> Task directions
Scan the data beneath this task and copy each line that includes "luận".

> Data
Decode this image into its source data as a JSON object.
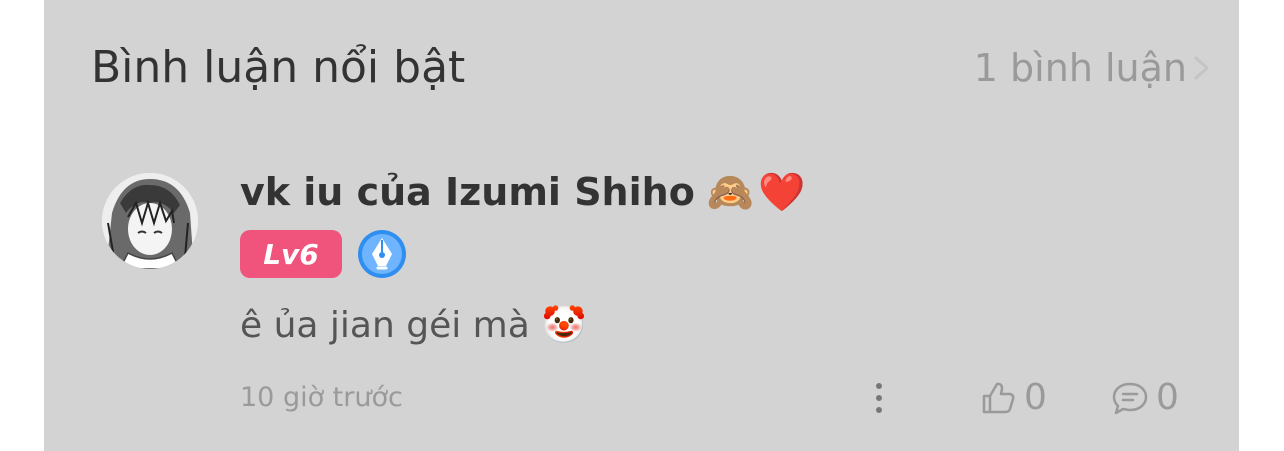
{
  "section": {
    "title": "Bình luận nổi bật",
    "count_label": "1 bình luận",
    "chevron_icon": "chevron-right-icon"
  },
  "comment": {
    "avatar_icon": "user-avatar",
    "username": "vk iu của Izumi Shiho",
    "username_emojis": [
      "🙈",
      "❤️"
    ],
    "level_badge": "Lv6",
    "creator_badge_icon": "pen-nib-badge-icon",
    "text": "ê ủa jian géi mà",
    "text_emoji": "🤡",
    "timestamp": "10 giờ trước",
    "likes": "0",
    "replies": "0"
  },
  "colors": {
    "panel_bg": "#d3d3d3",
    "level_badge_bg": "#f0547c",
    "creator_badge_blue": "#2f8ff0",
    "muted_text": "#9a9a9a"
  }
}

> Reply
    "title": "Bình luận nổi bật",
    "count_label": "1 bình luận",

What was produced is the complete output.